» MATERIAL SHOWN:
--
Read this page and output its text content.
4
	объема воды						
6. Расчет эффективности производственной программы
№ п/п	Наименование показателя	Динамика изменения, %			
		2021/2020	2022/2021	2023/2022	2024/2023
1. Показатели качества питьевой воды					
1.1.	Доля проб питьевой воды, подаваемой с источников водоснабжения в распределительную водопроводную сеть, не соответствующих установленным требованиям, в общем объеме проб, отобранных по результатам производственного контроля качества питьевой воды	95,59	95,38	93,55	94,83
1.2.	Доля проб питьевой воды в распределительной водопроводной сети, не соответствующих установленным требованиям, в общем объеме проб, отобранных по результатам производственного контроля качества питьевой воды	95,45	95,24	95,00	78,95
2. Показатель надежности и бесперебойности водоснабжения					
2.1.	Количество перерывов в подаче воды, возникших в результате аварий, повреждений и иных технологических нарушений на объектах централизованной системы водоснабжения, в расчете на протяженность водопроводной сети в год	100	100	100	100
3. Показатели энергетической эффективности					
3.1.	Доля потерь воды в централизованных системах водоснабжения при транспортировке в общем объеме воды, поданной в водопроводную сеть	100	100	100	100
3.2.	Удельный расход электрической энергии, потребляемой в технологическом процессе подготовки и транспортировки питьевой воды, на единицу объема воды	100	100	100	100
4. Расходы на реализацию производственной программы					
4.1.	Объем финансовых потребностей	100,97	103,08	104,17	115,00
--
» EXERCISE DESCRIPTION:
Identify and list each line with the word "результатам".

» FINISHED EXERCISE:
1.1.	Доля проб питьевой воды, подаваемой с источников водоснабжения в распределительную водопроводную сеть, не соответствующих установленным требованиям, в общем объеме проб, отобранных по результатам производственного контроля качества питьевой воды	95,59	95,38	93,55	94,83
1.2.	Доля проб питьевой воды в распределительной водопроводной сети, не соответствующих установленным требованиям, в общем объеме проб, отобранных по результатам производственного контроля качества питьевой воды	95,45	95,24	95,00	78,95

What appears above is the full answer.